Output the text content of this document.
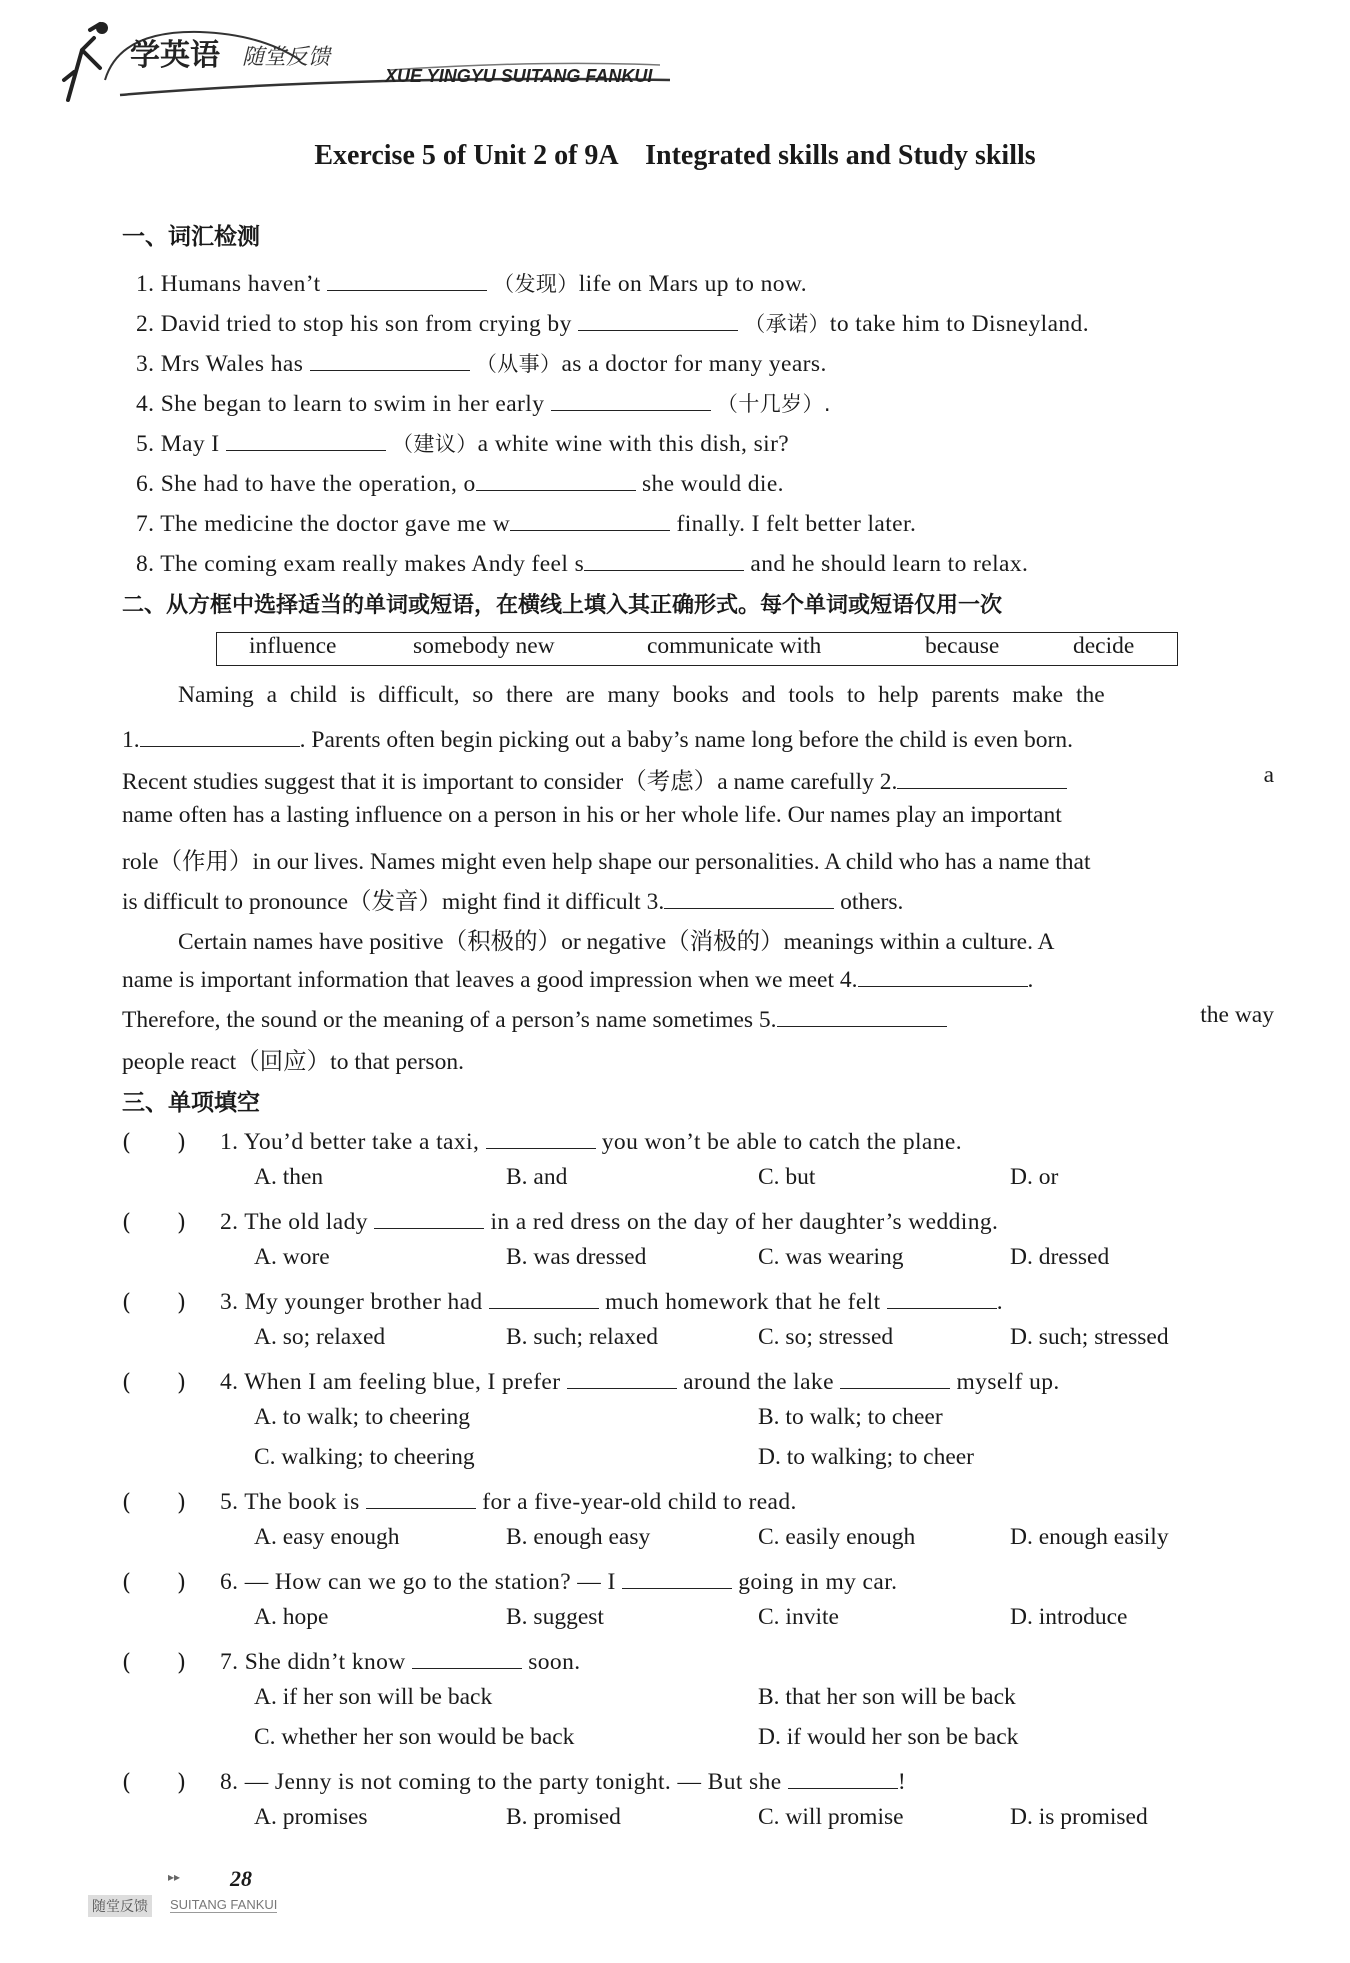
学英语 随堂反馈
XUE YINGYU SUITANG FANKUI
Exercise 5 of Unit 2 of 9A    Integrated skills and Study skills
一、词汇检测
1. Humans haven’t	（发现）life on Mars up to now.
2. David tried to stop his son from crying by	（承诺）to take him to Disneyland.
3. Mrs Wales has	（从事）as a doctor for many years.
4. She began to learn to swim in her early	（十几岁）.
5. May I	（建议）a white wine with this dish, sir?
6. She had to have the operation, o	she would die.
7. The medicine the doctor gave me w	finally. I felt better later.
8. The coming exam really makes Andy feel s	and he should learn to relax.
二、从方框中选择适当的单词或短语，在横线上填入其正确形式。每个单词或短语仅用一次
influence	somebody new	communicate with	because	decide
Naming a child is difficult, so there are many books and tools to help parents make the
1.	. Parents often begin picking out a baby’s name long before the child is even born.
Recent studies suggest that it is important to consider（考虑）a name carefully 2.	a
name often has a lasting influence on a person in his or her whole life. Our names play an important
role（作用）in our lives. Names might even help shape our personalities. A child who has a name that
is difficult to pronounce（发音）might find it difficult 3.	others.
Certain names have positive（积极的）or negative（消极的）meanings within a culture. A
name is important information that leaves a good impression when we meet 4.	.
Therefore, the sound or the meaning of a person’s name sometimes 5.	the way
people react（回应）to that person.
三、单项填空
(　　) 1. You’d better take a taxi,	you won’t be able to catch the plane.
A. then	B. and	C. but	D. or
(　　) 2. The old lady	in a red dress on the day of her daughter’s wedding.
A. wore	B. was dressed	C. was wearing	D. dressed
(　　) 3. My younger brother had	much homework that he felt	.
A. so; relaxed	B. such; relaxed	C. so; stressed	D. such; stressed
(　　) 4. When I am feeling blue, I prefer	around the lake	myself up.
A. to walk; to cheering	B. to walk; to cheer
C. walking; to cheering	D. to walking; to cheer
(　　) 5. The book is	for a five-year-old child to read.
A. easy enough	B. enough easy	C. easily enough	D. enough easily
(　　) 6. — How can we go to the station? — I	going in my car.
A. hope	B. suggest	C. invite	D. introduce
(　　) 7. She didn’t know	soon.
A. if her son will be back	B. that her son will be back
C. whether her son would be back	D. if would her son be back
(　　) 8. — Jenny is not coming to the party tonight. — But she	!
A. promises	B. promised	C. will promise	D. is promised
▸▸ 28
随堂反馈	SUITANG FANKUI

▸ WRITTEN PROBLEM: Above are the records. Copy every line in them holding "important".

▸ SOLUTION TO THIS EXERCISE:
Recent studies suggest that it is important to consider（考虑）a name carefully 2.	a
name often has a lasting influence on a person in his or her whole life. Our names play an important
name is important information that leaves a good impression when we meet 4.	.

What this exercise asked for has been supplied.